→ GIVEN TASK
Reproduce the records below in their entirety, character for character.

Stored dataset items
────────────────────

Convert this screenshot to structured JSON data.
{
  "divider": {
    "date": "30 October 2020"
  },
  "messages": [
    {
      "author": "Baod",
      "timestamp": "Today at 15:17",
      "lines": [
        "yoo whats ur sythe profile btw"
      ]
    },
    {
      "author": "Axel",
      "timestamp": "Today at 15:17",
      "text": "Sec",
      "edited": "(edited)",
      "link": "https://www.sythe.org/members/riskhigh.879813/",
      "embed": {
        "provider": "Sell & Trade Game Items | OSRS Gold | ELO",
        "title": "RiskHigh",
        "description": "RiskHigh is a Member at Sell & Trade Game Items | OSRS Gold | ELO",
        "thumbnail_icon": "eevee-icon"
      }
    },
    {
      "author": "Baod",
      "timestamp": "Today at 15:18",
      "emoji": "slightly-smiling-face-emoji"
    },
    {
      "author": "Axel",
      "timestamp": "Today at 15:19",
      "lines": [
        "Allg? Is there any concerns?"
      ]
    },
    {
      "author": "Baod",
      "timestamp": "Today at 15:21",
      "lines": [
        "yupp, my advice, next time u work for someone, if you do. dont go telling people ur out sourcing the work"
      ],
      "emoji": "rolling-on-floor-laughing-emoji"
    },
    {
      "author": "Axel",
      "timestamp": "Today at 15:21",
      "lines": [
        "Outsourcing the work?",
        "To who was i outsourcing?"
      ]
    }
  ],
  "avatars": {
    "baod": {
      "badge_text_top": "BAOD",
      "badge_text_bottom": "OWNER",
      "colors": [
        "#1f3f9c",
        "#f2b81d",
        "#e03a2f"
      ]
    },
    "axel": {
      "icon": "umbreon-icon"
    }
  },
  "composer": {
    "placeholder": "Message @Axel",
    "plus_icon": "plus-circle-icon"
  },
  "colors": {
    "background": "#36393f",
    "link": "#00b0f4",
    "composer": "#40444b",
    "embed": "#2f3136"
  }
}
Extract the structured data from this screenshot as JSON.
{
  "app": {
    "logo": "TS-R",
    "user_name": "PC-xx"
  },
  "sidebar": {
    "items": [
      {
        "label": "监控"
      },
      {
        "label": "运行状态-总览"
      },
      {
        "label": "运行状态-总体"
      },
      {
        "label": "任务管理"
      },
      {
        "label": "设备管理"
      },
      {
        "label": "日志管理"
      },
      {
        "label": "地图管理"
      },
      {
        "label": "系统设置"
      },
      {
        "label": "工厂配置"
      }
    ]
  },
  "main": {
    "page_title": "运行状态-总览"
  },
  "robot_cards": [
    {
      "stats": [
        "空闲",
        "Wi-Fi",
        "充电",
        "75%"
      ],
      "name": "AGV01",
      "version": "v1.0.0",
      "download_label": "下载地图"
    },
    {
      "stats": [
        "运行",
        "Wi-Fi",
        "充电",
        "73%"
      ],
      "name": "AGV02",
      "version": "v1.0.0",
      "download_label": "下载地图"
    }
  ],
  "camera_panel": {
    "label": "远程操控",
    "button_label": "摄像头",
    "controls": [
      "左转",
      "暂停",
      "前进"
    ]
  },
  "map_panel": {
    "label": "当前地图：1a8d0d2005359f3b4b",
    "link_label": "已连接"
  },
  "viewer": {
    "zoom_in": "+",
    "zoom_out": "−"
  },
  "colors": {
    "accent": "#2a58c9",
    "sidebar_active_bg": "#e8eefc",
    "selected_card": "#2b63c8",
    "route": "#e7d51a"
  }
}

────────────────────

→ SOLUTION TO THE EXERCISE
Convert this screenshot to structured JSON data.
{
  "divider": {
    "date": "30 October 2020"
  },
  "messages": [
    {
      "author": "Baod",
      "timestamp": "Today at 15:17",
      "lines": [
        "yoo whats ur sythe profile btw"
      ]
    },
    {
      "author": "Axel",
      "timestamp": "Today at 15:17",
      "text": "Sec",
      "edited": "(edited)",
      "link": "https://www.sythe.org/members/riskhigh.879813/",
      "embed": {
        "provider": "Sell & Trade Game Items | OSRS Gold | ELO",
        "title": "RiskHigh",
        "description": "RiskHigh is a Member at Sell & Trade Game Items | OSRS Gold | ELO",
        "thumbnail_icon": "eevee-icon"
      }
    },
    {
      "author": "Baod",
      "timestamp": "Today at 15:18",
      "emoji": "slightly-smiling-face-emoji"
    },
    {
      "author": "Axel",
      "timestamp": "Today at 15:19",
      "lines": [
        "Allg? Is there any concerns?"
      ]
    },
    {
      "author": "Baod",
      "timestamp": "Today at 15:21",
      "lines": [
        "yupp, my advice, next time u work for someone, if you do. dont go telling people ur out sourcing the work"
      ],
      "emoji": "rolling-on-floor-laughing-emoji"
    },
    {
      "author": "Axel",
      "timestamp": "Today at 15:21",
      "lines": [
        "Outsourcing the work?",
        "To who was i outsourcing?"
      ]
    }
  ],
  "avatars": {
    "baod": {
      "badge_text_top": "BAOD",
      "badge_text_bottom": "OWNER",
      "colors": [
        "#1f3f9c",
        "#f2b81d",
        "#e03a2f"
      ]
    },
    "axel": {
      "icon": "umbreon-icon"
    }
  },
  "composer": {
    "placeholder": "Message @Axel",
    "plus_icon": "plus-circle-icon"
  },
  "colors": {
    "background": "#36393f",
    "link": "#00b0f4",
    "composer": "#40444b",
    "embed": "#2f3136"
  }
}
Extract the structured data from this screenshot as JSON.
{
  "app": {
    "logo": "TS-R",
    "user_name": "PC-xx"
  },
  "sidebar": {
    "items": [
      {
        "label": "监控"
      },
      {
        "label": "运行状态-总览"
      },
      {
        "label": "运行状态-总体"
      },
      {
        "label": "任务管理"
      },
      {
        "label": "设备管理"
      },
      {
        "label": "日志管理"
      },
      {
        "label": "地图管理"
      },
      {
        "label": "系统设置"
      },
      {
        "label": "工厂配置"
      }
    ]
  },
  "main": {
    "page_title": "运行状态-总览"
  },
  "robot_cards": [
    {
      "stats": [
        "空闲",
        "Wi-Fi",
        "充电",
        "75%"
      ],
      "name": "AGV01",
      "version": "v1.0.0",
      "download_label": "下载地图"
    },
    {
      "stats": [
        "运行",
        "Wi-Fi",
        "充电",
        "73%"
      ],
      "name": "AGV02",
      "version": "v1.0.0",
      "download_label": "下载地图"
    }
  ],
  "camera_panel": {
    "label": "远程操控",
    "button_label": "摄像头",
    "controls": [
      "左转",
      "暂停",
      "前进"
    ]
  },
  "map_panel": {
    "label": "当前地图：1a8d0d2005359f3b4b",
    "link_label": "已连接"
  },
  "viewer": {
    "zoom_in": "+",
    "zoom_out": "−"
  },
  "colors": {
    "accent": "#2a58c9",
    "sidebar_active_bg": "#e8eefc",
    "selected_card": "#2b63c8",
    "route": "#e7d51a"
  }
}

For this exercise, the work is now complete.